→ GIVEN PROBLEM:
Locate every line that holds the string "publicó" and copy it.

→ RECORDS PROVIDED:
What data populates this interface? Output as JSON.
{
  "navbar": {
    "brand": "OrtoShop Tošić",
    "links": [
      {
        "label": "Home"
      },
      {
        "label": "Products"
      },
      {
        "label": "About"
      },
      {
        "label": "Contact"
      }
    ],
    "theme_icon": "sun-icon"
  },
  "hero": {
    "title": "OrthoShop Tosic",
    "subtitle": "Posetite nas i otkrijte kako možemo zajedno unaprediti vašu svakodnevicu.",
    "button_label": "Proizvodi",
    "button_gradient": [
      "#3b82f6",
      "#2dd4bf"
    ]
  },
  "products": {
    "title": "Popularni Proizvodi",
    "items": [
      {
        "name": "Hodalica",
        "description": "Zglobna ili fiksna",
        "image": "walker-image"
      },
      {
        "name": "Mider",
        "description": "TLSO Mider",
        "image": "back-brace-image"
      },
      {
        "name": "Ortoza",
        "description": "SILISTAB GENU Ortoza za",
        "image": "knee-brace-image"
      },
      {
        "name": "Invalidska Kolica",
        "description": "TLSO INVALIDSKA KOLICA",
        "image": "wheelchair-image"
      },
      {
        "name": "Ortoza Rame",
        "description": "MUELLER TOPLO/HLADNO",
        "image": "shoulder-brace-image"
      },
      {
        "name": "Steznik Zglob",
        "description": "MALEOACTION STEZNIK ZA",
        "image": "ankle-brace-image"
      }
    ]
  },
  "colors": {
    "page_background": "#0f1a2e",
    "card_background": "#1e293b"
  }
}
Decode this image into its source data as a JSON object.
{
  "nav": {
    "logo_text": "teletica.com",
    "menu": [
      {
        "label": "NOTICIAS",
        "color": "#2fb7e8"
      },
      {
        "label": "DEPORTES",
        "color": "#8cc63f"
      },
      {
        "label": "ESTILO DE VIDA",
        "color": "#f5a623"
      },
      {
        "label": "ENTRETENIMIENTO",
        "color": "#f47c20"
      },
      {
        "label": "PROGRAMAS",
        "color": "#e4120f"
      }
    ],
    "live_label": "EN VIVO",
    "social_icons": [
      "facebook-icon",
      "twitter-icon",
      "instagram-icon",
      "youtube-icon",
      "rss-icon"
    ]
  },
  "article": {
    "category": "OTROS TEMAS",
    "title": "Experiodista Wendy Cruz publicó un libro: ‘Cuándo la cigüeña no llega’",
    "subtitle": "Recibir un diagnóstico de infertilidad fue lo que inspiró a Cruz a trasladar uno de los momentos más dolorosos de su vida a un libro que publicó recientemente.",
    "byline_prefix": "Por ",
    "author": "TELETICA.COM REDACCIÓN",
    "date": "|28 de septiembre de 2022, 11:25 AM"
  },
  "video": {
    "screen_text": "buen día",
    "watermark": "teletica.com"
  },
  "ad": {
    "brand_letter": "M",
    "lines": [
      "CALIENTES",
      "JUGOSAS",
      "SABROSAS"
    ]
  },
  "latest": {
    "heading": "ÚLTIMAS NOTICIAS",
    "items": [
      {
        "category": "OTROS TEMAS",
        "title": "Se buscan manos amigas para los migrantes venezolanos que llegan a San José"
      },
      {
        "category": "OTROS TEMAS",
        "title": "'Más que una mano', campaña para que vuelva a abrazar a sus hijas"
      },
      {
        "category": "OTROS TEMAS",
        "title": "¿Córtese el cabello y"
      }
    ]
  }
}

→ THE OUTPUT:
    "title": "Experiodista Wendy Cruz publicó un libro: ‘Cuándo la cigüeña no llega’",
    "subtitle": "Recibir un diagnóstico de infertilidad fue lo que inspiró a Cruz a trasladar uno de los momentos más dolorosos de su vida a un libro que publicó recientemente.",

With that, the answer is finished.